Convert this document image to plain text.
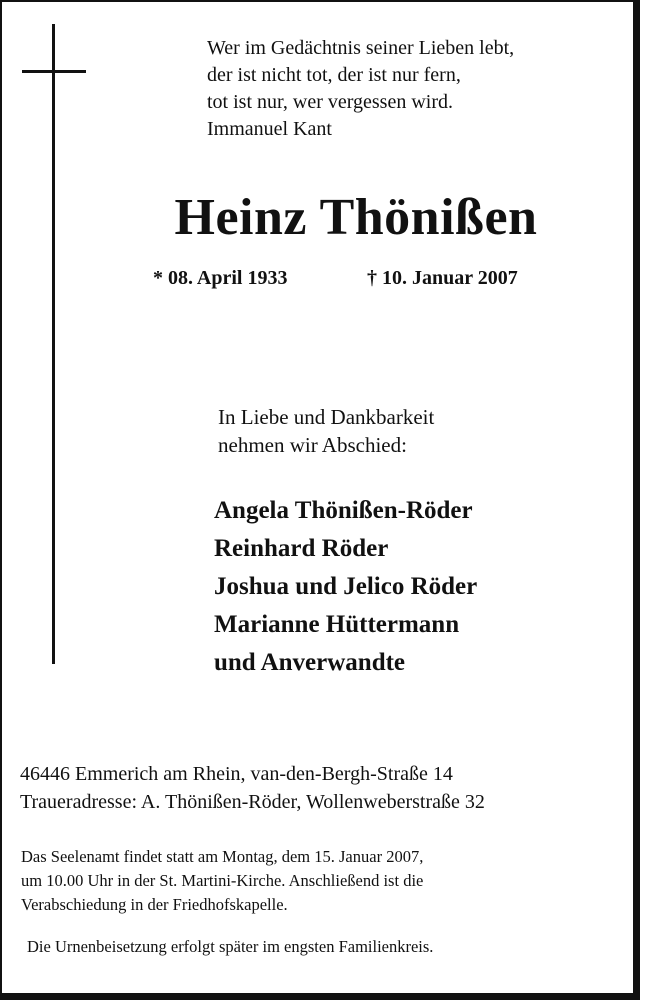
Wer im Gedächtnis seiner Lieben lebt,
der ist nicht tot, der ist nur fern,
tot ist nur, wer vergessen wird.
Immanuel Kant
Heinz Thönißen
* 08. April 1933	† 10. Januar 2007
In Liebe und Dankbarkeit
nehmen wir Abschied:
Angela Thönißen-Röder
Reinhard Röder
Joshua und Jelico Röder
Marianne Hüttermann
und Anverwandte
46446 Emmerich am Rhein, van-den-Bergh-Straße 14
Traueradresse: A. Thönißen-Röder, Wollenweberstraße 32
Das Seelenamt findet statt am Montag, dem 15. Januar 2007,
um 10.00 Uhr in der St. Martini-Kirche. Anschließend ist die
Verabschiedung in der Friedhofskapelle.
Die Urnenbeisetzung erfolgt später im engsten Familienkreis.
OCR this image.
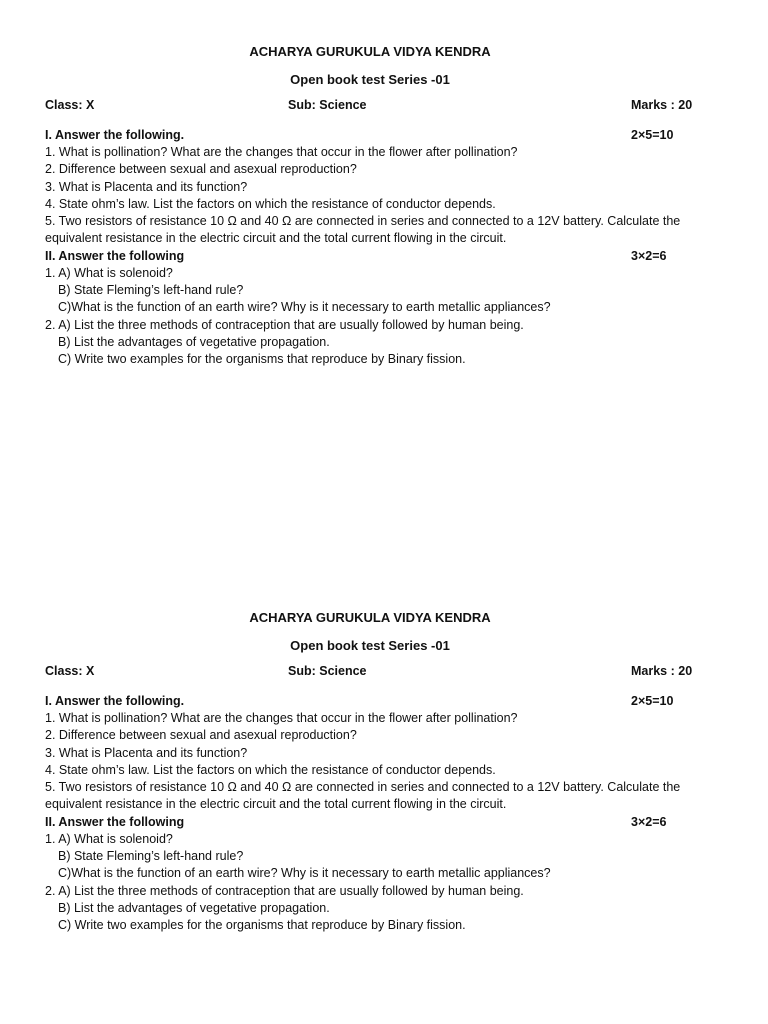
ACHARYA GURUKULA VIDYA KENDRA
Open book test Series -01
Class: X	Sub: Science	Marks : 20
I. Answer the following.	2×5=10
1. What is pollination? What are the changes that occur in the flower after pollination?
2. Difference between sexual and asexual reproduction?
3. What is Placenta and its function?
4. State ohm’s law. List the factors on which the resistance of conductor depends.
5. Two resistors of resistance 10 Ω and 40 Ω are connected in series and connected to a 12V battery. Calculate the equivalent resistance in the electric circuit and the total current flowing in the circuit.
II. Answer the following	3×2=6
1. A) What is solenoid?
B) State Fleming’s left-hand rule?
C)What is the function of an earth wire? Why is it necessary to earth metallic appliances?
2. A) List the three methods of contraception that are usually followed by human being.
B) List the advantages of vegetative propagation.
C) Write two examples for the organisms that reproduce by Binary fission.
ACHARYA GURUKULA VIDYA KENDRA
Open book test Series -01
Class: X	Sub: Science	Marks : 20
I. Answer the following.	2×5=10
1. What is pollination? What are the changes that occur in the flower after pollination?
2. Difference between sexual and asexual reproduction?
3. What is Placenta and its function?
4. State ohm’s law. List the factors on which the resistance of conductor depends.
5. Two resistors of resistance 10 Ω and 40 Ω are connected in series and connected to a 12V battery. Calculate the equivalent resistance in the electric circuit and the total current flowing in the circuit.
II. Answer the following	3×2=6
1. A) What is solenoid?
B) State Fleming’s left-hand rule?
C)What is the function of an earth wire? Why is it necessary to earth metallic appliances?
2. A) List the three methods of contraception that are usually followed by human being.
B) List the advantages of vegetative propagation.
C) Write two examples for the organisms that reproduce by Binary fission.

........

Your instructions: Your job is to transcribe the entries above exactly; skip the pictures.

In response:
Convert this document image to plain text.
Wer im Gedächtnis seiner Lieben lebt,
der ist nicht tot, der ist nur fern,
tot ist nur, wer vergessen wird.
Immanuel Kant
Heinz Thönißen
* 08. April 1933	† 10. Januar 2007
In Liebe und Dankbarkeit
nehmen wir Abschied:
Angela Thönißen-Röder
Reinhard Röder
Joshua und Jelico Röder
Marianne Hüttermann
und Anverwandte
46446 Emmerich am Rhein, van-den-Bergh-Straße 14
Traueradresse: A. Thönißen-Röder, Wollenweberstraße 32
Das Seelenamt findet statt am Montag, dem 15. Januar 2007,
um 10.00 Uhr in der St. Martini-Kirche. Anschließend ist die
Verabschiedung in der Friedhofskapelle.
Die Urnenbeisetzung erfolgt später im engsten Familienkreis.
OCR this image.
ACHARYA GURUKULA VIDYA KENDRA
Open book test Series -01
Class: X	Sub: Science	Marks : 20
I. Answer the following.	2×5=10
1. What is pollination? What are the changes that occur in the flower after pollination?
2. Difference between sexual and asexual reproduction?
3. What is Placenta and its function?
4. State ohm’s law. List the factors on which the resistance of conductor depends.
5. Two resistors of resistance 10 Ω and 40 Ω are connected in series and connected to a 12V battery. Calculate the equivalent resistance in the electric circuit and the total current flowing in the circuit.
II. Answer the following	3×2=6
1. A) What is solenoid?
B) State Fleming’s left-hand rule?
C)What is the function of an earth wire? Why is it necessary to earth metallic appliances?
2. A) List the three methods of contraception that are usually followed by human being.
B) List the advantages of vegetative propagation.
C) Write two examples for the organisms that reproduce by Binary fission.
ACHARYA GURUKULA VIDYA KENDRA
Open book test Series -01
Class: X	Sub: Science	Marks : 20
I. Answer the following.	2×5=10
1. What is pollination? What are the changes that occur in the flower after pollination?
2. Difference between sexual and asexual reproduction?
3. What is Placenta and its function?
4. State ohm’s law. List the factors on which the resistance of conductor depends.
5. Two resistors of resistance 10 Ω and 40 Ω are connected in series and connected to a 12V battery. Calculate the equivalent resistance in the electric circuit and the total current flowing in the circuit.
II. Answer the following	3×2=6
1. A) What is solenoid?
B) State Fleming’s left-hand rule?
C)What is the function of an earth wire? Why is it necessary to earth metallic appliances?
2. A) List the three methods of contraception that are usually followed by human being.
B) List the advantages of vegetative propagation.
C) Write two examples for the organisms that reproduce by Binary fission.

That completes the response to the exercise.